• **Task prompt**:
Write out the whole listing, matching it exactly.

─── Materials provided ───

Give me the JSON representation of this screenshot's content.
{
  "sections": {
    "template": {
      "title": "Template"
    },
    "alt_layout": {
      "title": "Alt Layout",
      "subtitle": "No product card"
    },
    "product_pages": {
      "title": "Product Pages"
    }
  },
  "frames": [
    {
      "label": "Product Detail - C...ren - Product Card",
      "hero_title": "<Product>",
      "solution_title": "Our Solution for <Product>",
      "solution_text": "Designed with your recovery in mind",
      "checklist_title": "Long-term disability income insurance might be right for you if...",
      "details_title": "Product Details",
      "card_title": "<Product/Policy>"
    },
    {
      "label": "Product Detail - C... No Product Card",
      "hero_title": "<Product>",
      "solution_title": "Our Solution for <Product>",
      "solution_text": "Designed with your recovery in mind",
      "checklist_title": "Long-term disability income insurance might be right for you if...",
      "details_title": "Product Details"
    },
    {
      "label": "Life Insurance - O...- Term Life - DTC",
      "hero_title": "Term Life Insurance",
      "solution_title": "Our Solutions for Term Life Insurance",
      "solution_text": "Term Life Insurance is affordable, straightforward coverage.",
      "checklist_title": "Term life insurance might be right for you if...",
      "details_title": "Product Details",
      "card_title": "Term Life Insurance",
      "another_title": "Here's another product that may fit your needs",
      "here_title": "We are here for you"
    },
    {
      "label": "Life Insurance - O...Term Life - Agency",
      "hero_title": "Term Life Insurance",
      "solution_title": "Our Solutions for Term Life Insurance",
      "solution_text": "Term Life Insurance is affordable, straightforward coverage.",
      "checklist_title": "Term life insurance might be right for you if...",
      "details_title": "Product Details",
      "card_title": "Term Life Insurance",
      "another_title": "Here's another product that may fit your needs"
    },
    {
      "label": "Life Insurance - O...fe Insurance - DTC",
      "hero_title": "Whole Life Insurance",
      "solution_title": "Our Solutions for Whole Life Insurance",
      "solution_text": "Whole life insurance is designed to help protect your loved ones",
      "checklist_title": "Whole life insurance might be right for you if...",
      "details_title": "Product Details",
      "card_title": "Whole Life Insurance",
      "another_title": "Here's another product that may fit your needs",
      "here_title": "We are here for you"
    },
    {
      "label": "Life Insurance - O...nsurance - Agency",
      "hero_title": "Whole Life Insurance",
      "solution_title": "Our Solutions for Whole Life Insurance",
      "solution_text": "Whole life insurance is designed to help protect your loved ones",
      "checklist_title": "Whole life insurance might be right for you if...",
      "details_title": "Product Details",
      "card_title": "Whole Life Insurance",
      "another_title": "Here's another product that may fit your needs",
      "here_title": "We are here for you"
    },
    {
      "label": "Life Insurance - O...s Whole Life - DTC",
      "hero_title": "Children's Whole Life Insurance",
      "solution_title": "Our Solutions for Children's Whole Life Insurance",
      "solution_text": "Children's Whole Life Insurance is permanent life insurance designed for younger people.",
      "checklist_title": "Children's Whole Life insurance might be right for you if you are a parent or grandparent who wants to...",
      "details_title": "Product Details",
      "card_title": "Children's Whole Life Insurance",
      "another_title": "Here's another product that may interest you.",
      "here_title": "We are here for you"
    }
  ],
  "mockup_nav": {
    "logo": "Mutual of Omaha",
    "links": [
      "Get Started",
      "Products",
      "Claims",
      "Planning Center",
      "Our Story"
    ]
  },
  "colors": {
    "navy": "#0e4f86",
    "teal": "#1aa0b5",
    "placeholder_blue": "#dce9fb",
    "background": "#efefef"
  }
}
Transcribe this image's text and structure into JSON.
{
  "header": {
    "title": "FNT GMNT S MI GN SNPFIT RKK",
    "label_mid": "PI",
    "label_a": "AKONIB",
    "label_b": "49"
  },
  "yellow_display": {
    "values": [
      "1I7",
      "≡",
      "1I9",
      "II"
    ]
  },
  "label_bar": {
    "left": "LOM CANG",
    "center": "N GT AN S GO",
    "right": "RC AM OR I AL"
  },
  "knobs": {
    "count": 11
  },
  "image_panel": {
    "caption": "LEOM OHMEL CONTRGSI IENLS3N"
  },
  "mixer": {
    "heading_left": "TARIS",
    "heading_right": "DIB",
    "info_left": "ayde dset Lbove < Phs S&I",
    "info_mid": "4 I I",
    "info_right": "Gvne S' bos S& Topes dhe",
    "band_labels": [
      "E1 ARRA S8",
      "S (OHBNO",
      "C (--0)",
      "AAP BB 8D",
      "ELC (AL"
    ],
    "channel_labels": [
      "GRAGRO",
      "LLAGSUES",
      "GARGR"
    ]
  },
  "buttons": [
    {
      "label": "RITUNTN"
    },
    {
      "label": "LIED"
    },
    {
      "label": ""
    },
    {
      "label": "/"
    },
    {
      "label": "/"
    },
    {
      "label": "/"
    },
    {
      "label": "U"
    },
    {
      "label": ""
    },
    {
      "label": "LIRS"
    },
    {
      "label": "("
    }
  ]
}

───

• **Written solution**:
Give me the JSON representation of this screenshot's content.
{
  "sections": {
    "template": {
      "title": "Template"
    },
    "alt_layout": {
      "title": "Alt Layout",
      "subtitle": "No product card"
    },
    "product_pages": {
      "title": "Product Pages"
    }
  },
  "frames": [
    {
      "label": "Product Detail - C...ren - Product Card",
      "hero_title": "<Product>",
      "solution_title": "Our Solution for <Product>",
      "solution_text": "Designed with your recovery in mind",
      "checklist_title": "Long-term disability income insurance might be right for you if...",
      "details_title": "Product Details",
      "card_title": "<Product/Policy>"
    },
    {
      "label": "Product Detail - C... No Product Card",
      "hero_title": "<Product>",
      "solution_title": "Our Solution for <Product>",
      "solution_text": "Designed with your recovery in mind",
      "checklist_title": "Long-term disability income insurance might be right for you if...",
      "details_title": "Product Details"
    },
    {
      "label": "Life Insurance - O...- Term Life - DTC",
      "hero_title": "Term Life Insurance",
      "solution_title": "Our Solutions for Term Life Insurance",
      "solution_text": "Term Life Insurance is affordable, straightforward coverage.",
      "checklist_title": "Term life insurance might be right for you if...",
      "details_title": "Product Details",
      "card_title": "Term Life Insurance",
      "another_title": "Here's another product that may fit your needs",
      "here_title": "We are here for you"
    },
    {
      "label": "Life Insurance - O...Term Life - Agency",
      "hero_title": "Term Life Insurance",
      "solution_title": "Our Solutions for Term Life Insurance",
      "solution_text": "Term Life Insurance is affordable, straightforward coverage.",
      "checklist_title": "Term life insurance might be right for you if...",
      "details_title": "Product Details",
      "card_title": "Term Life Insurance",
      "another_title": "Here's another product that may fit your needs"
    },
    {
      "label": "Life Insurance - O...fe Insurance - DTC",
      "hero_title": "Whole Life Insurance",
      "solution_title": "Our Solutions for Whole Life Insurance",
      "solution_text": "Whole life insurance is designed to help protect your loved ones",
      "checklist_title": "Whole life insurance might be right for you if...",
      "details_title": "Product Details",
      "card_title": "Whole Life Insurance",
      "another_title": "Here's another product that may fit your needs",
      "here_title": "We are here for you"
    },
    {
      "label": "Life Insurance - O...nsurance - Agency",
      "hero_title": "Whole Life Insurance",
      "solution_title": "Our Solutions for Whole Life Insurance",
      "solution_text": "Whole life insurance is designed to help protect your loved ones",
      "checklist_title": "Whole life insurance might be right for you if...",
      "details_title": "Product Details",
      "card_title": "Whole Life Insurance",
      "another_title": "Here's another product that may fit your needs",
      "here_title": "We are here for you"
    },
    {
      "label": "Life Insurance - O...s Whole Life - DTC",
      "hero_title": "Children's Whole Life Insurance",
      "solution_title": "Our Solutions for Children's Whole Life Insurance",
      "solution_text": "Children's Whole Life Insurance is permanent life insurance designed for younger people.",
      "checklist_title": "Children's Whole Life insurance might be right for you if you are a parent or grandparent who wants to...",
      "details_title": "Product Details",
      "card_title": "Children's Whole Life Insurance",
      "another_title": "Here's another product that may interest you.",
      "here_title": "We are here for you"
    }
  ],
  "mockup_nav": {
    "logo": "Mutual of Omaha",
    "links": [
      "Get Started",
      "Products",
      "Claims",
      "Planning Center",
      "Our Story"
    ]
  },
  "colors": {
    "navy": "#0e4f86",
    "teal": "#1aa0b5",
    "placeholder_blue": "#dce9fb",
    "background": "#efefef"
  }
}
Transcribe this image's text and structure into JSON.
{
  "header": {
    "title": "FNT GMNT S MI GN SNPFIT RKK",
    "label_mid": "PI",
    "label_a": "AKONIB",
    "label_b": "49"
  },
  "yellow_display": {
    "values": [
      "1I7",
      "≡",
      "1I9",
      "II"
    ]
  },
  "label_bar": {
    "left": "LOM CANG",
    "center": "N GT AN S GO",
    "right": "RC AM OR I AL"
  },
  "knobs": {
    "count": 11
  },
  "image_panel": {
    "caption": "LEOM OHMEL CONTRGSI IENLS3N"
  },
  "mixer": {
    "heading_left": "TARIS",
    "heading_right": "DIB",
    "info_left": "ayde dset Lbove < Phs S&I",
    "info_mid": "4 I I",
    "info_right": "Gvne S' bos S& Topes dhe",
    "band_labels": [
      "E1 ARRA S8",
      "S (OHBNO",
      "C (--0)",
      "AAP BB 8D",
      "ELC (AL"
    ],
    "channel_labels": [
      "GRAGRO",
      "LLAGSUES",
      "GARGR"
    ]
  },
  "buttons": [
    {
      "label": "RITUNTN"
    },
    {
      "label": "LIED"
    },
    {
      "label": ""
    },
    {
      "label": "/"
    },
    {
      "label": "/"
    },
    {
      "label": "/"
    },
    {
      "label": "U"
    },
    {
      "label": ""
    },
    {
      "label": "LIRS"
    },
    {
      "label": "("
    }
  ]
}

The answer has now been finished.